** start **
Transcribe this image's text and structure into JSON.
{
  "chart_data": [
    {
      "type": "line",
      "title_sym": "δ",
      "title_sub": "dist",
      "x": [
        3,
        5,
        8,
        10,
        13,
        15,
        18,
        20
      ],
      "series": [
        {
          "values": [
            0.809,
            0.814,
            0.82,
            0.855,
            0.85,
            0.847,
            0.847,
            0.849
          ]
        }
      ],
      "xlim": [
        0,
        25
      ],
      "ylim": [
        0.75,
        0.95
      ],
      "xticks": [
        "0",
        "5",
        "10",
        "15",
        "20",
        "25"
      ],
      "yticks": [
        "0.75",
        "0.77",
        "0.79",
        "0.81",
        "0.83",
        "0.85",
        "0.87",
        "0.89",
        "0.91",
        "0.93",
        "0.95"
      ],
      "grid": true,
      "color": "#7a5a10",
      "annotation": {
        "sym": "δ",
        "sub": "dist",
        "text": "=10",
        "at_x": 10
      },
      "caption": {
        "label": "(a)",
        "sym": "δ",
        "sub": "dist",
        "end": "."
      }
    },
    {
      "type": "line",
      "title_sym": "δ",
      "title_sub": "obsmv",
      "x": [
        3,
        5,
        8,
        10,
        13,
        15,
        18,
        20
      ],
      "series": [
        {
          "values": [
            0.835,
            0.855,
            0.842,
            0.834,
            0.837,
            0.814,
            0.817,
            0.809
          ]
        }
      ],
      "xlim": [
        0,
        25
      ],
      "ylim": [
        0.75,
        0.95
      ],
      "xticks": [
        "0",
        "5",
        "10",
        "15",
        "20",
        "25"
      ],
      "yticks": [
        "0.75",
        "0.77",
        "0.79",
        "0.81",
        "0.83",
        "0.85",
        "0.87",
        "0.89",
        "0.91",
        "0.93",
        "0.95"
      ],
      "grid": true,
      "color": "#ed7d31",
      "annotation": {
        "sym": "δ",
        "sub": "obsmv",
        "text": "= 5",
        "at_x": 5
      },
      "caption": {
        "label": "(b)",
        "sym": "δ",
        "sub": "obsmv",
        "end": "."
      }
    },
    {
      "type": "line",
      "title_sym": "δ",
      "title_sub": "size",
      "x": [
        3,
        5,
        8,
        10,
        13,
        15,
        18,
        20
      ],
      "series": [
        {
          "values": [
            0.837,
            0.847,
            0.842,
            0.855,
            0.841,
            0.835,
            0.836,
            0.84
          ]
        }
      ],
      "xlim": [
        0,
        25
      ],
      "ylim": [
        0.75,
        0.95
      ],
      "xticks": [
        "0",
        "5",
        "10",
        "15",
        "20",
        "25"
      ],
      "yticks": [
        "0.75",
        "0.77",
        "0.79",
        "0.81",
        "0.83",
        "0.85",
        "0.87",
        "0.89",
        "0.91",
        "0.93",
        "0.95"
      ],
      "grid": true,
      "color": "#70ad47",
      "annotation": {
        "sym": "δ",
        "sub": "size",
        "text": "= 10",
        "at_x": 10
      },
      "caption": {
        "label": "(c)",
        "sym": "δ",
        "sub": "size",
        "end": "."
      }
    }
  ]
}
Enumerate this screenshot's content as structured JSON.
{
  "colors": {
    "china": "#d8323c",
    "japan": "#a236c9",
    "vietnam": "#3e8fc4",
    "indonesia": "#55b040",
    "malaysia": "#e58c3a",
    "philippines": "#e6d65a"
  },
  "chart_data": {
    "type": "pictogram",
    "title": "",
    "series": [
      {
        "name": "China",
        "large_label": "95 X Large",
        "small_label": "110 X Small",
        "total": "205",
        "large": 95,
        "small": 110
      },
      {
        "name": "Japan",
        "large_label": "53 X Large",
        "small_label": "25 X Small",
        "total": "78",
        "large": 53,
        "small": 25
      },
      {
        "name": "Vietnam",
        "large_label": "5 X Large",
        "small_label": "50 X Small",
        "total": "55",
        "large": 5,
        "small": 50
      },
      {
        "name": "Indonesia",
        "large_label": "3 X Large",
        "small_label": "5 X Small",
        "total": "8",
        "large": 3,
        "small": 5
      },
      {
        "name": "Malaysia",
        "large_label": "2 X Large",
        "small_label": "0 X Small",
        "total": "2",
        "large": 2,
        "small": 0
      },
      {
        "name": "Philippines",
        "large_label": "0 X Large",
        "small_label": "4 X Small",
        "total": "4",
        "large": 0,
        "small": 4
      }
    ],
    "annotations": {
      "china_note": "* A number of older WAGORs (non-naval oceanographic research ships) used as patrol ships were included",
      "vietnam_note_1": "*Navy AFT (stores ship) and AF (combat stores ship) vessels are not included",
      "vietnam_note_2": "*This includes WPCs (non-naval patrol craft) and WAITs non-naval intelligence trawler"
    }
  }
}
** end **
• _Stated problem_
Copy every line of the records word for word.

• _Response to this exercise_
Transcribe this image's text and structure into JSON.
{
  "chart_data": [
    {
      "type": "line",
      "title_sym": "δ",
      "title_sub": "dist",
      "x": [
        3,
        5,
        8,
        10,
        13,
        15,
        18,
        20
      ],
      "series": [
        {
          "values": [
            0.809,
            0.814,
            0.82,
            0.855,
            0.85,
            0.847,
            0.847,
            0.849
          ]
        }
      ],
      "xlim": [
        0,
        25
      ],
      "ylim": [
        0.75,
        0.95
      ],
      "xticks": [
        "0",
        "5",
        "10",
        "15",
        "20",
        "25"
      ],
      "yticks": [
        "0.75",
        "0.77",
        "0.79",
        "0.81",
        "0.83",
        "0.85",
        "0.87",
        "0.89",
        "0.91",
        "0.93",
        "0.95"
      ],
      "grid": true,
      "color": "#7a5a10",
      "annotation": {
        "sym": "δ",
        "sub": "dist",
        "text": "=10",
        "at_x": 10
      },
      "caption": {
        "label": "(a)",
        "sym": "δ",
        "sub": "dist",
        "end": "."
      }
    },
    {
      "type": "line",
      "title_sym": "δ",
      "title_sub": "obsmv",
      "x": [
        3,
        5,
        8,
        10,
        13,
        15,
        18,
        20
      ],
      "series": [
        {
          "values": [
            0.835,
            0.855,
            0.842,
            0.834,
            0.837,
            0.814,
            0.817,
            0.809
          ]
        }
      ],
      "xlim": [
        0,
        25
      ],
      "ylim": [
        0.75,
        0.95
      ],
      "xticks": [
        "0",
        "5",
        "10",
        "15",
        "20",
        "25"
      ],
      "yticks": [
        "0.75",
        "0.77",
        "0.79",
        "0.81",
        "0.83",
        "0.85",
        "0.87",
        "0.89",
        "0.91",
        "0.93",
        "0.95"
      ],
      "grid": true,
      "color": "#ed7d31",
      "annotation": {
        "sym": "δ",
        "sub": "obsmv",
        "text": "= 5",
        "at_x": 5
      },
      "caption": {
        "label": "(b)",
        "sym": "δ",
        "sub": "obsmv",
        "end": "."
      }
    },
    {
      "type": "line",
      "title_sym": "δ",
      "title_sub": "size",
      "x": [
        3,
        5,
        8,
        10,
        13,
        15,
        18,
        20
      ],
      "series": [
        {
          "values": [
            0.837,
            0.847,
            0.842,
            0.855,
            0.841,
            0.835,
            0.836,
            0.84
          ]
        }
      ],
      "xlim": [
        0,
        25
      ],
      "ylim": [
        0.75,
        0.95
      ],
      "xticks": [
        "0",
        "5",
        "10",
        "15",
        "20",
        "25"
      ],
      "yticks": [
        "0.75",
        "0.77",
        "0.79",
        "0.81",
        "0.83",
        "0.85",
        "0.87",
        "0.89",
        "0.91",
        "0.93",
        "0.95"
      ],
      "grid": true,
      "color": "#70ad47",
      "annotation": {
        "sym": "δ",
        "sub": "size",
        "text": "= 10",
        "at_x": 10
      },
      "caption": {
        "label": "(c)",
        "sym": "δ",
        "sub": "size",
        "end": "."
      }
    }
  ]
}
Enumerate this screenshot's content as structured JSON.
{
  "colors": {
    "china": "#d8323c",
    "japan": "#a236c9",
    "vietnam": "#3e8fc4",
    "indonesia": "#55b040",
    "malaysia": "#e58c3a",
    "philippines": "#e6d65a"
  },
  "chart_data": {
    "type": "pictogram",
    "title": "",
    "series": [
      {
        "name": "China",
        "large_label": "95 X Large",
        "small_label": "110 X Small",
        "total": "205",
        "large": 95,
        "small": 110
      },
      {
        "name": "Japan",
        "large_label": "53 X Large",
        "small_label": "25 X Small",
        "total": "78",
        "large": 53,
        "small": 25
      },
      {
        "name": "Vietnam",
        "large_label": "5 X Large",
        "small_label": "50 X Small",
        "total": "55",
        "large": 5,
        "small": 50
      },
      {
        "name": "Indonesia",
        "large_label": "3 X Large",
        "small_label": "5 X Small",
        "total": "8",
        "large": 3,
        "small": 5
      },
      {
        "name": "Malaysia",
        "large_label": "2 X Large",
        "small_label": "0 X Small",
        "total": "2",
        "large": 2,
        "small": 0
      },
      {
        "name": "Philippines",
        "large_label": "0 X Large",
        "small_label": "4 X Small",
        "total": "4",
        "large": 0,
        "small": 4
      }
    ],
    "annotations": {
      "china_note": "* A number of older WAGORs (non-naval oceanographic research ships) used as patrol ships were included",
      "vietnam_note_1": "*Navy AFT (stores ship) and AF (combat stores ship) vessels are not included",
      "vietnam_note_2": "*This includes WPCs (non-naval patrol craft) and WAITs non-naval intelligence trawler"
    }
  }
}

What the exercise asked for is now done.